Review the listing and copy each line that holds the word "this".
*** Records to use ***
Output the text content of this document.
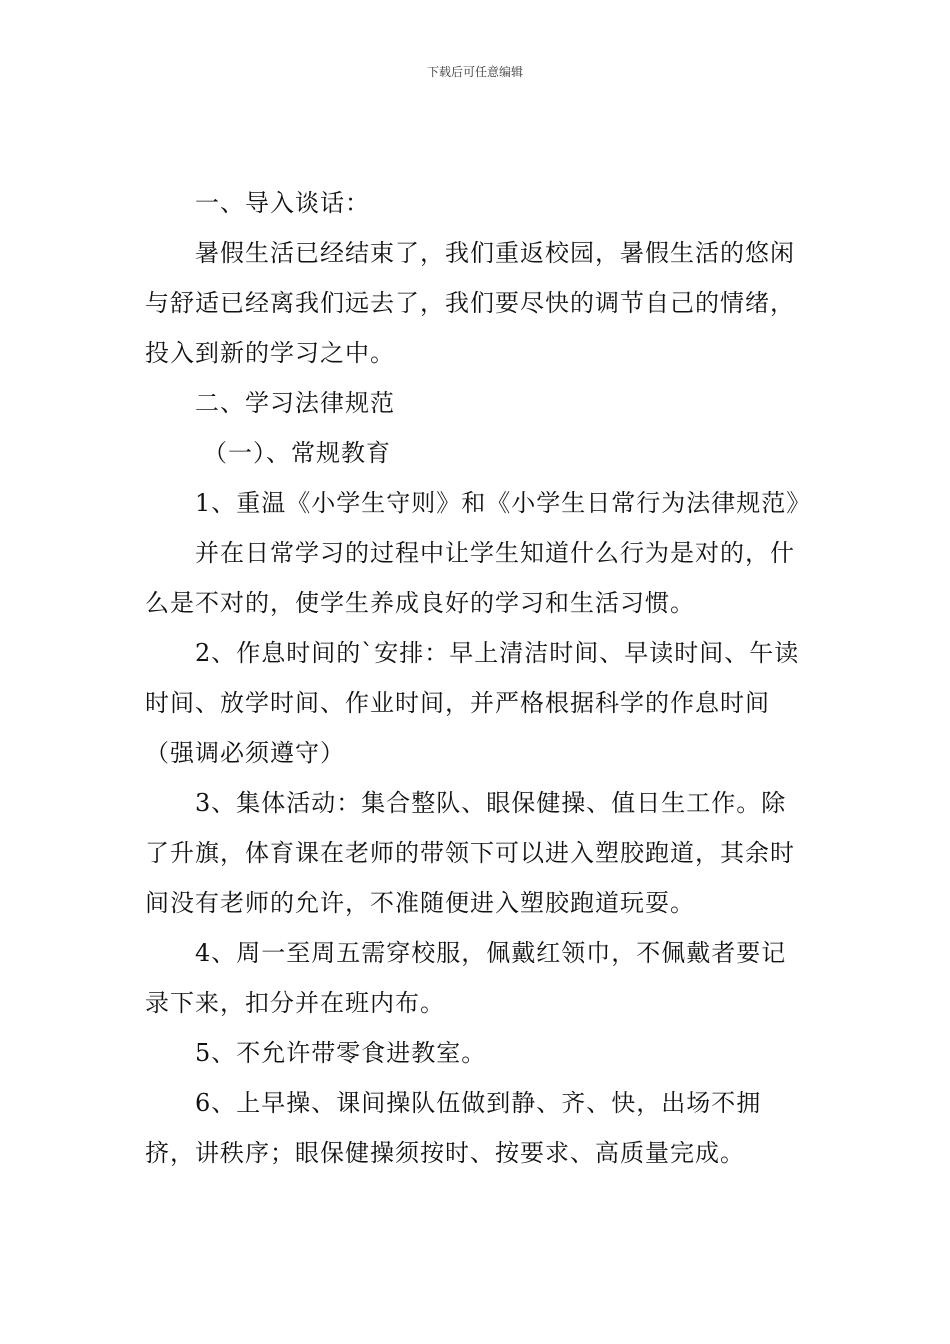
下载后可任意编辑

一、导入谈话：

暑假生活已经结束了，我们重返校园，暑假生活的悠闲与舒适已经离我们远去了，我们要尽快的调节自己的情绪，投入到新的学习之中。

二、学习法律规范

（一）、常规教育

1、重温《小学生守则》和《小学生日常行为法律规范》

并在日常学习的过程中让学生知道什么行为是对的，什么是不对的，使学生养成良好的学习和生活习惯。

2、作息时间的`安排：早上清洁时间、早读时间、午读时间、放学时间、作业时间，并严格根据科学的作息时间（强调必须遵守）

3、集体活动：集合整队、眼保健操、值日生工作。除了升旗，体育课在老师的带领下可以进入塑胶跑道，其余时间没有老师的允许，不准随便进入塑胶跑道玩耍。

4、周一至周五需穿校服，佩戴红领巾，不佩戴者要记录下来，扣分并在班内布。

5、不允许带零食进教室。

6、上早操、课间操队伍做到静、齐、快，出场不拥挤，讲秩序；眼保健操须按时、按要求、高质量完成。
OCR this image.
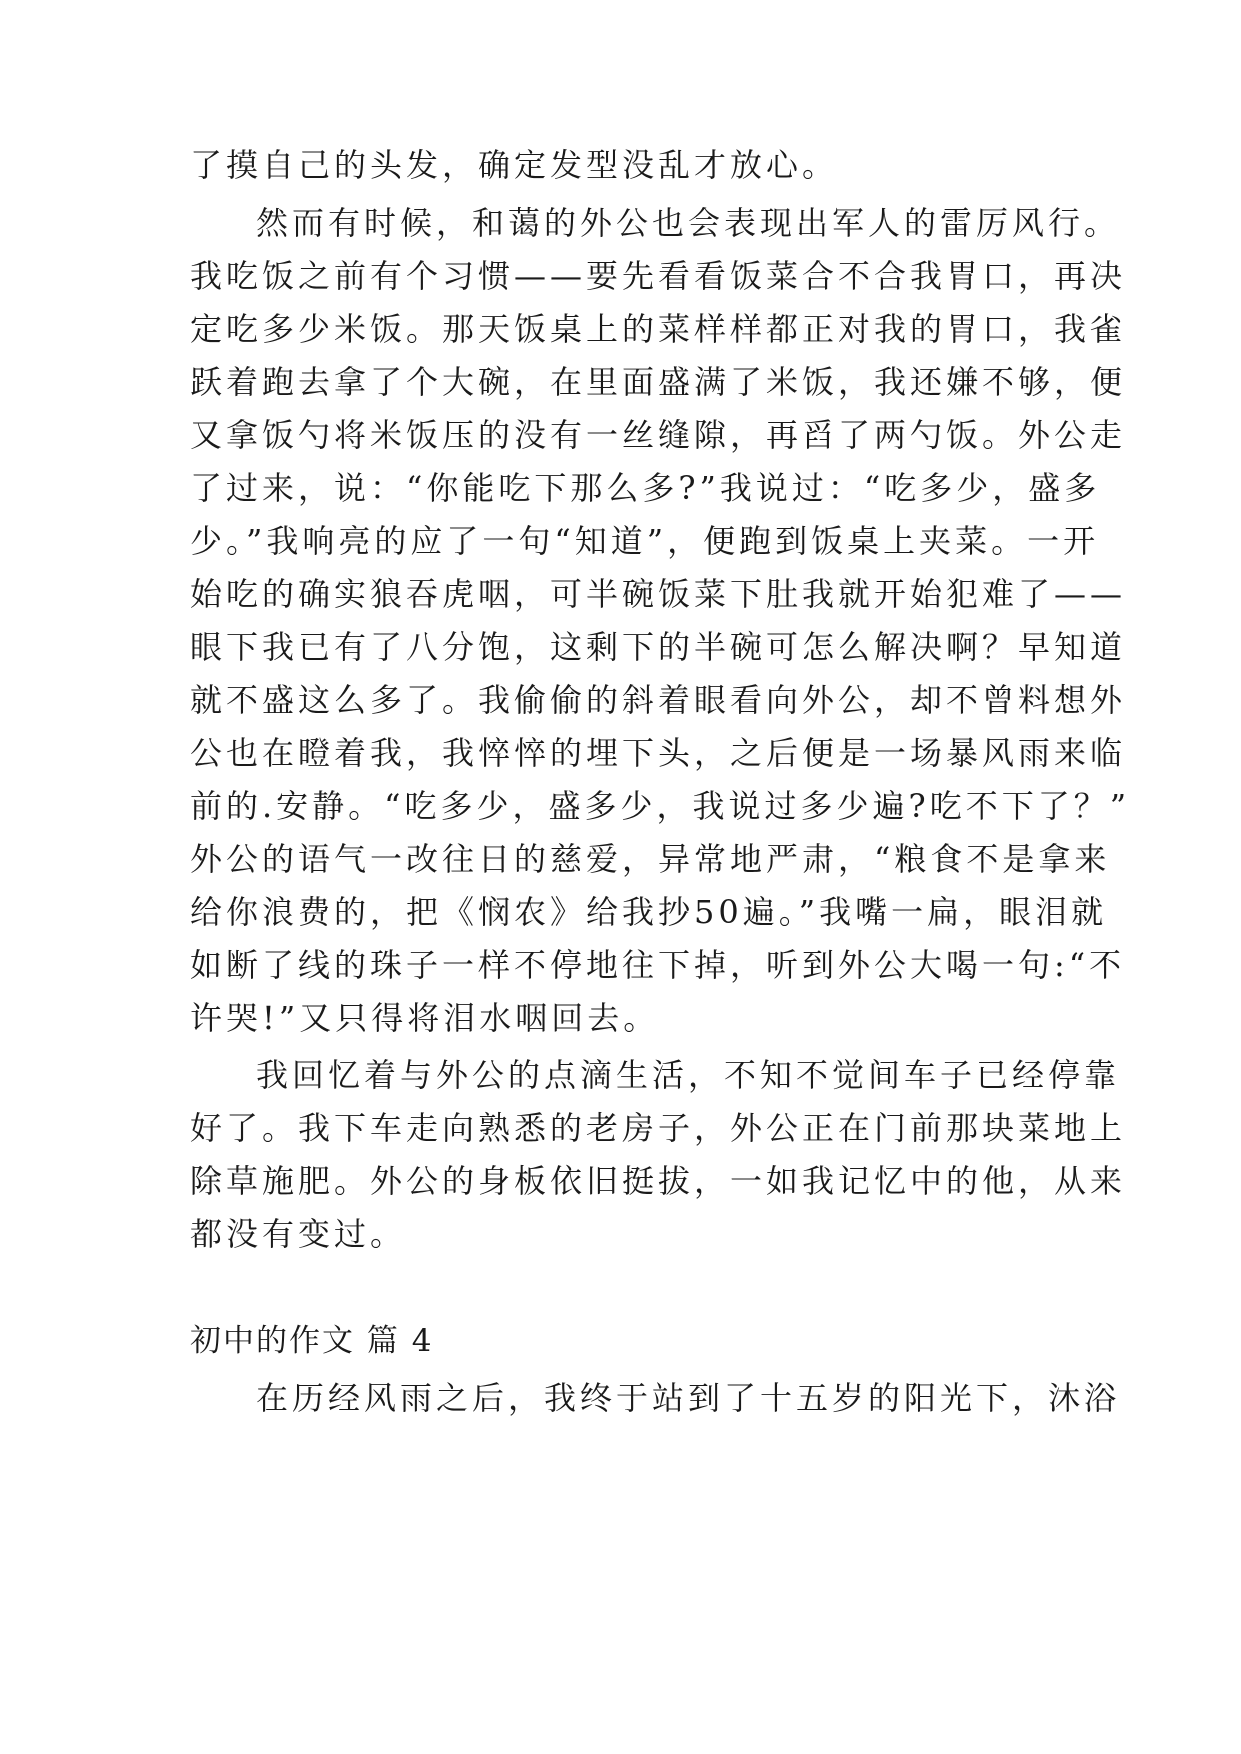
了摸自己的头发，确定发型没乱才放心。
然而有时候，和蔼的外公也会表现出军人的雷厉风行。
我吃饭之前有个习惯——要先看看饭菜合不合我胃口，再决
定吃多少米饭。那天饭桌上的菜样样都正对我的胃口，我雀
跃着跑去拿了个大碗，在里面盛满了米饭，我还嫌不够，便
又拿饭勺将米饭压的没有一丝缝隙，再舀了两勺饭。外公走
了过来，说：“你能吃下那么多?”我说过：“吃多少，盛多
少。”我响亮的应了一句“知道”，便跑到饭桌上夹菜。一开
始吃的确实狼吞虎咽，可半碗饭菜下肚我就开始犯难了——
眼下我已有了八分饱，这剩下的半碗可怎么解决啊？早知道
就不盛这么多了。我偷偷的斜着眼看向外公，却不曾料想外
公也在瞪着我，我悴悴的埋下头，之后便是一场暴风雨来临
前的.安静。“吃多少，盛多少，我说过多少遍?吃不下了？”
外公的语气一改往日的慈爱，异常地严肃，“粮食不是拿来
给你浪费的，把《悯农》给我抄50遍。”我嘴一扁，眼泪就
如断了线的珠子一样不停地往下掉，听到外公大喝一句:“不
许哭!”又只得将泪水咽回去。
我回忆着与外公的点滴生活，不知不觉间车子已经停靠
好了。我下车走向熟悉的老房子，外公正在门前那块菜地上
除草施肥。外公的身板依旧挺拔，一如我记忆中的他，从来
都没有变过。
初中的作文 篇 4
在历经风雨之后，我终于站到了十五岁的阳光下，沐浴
***
- Output
Output the text content of this document.
OCR this image.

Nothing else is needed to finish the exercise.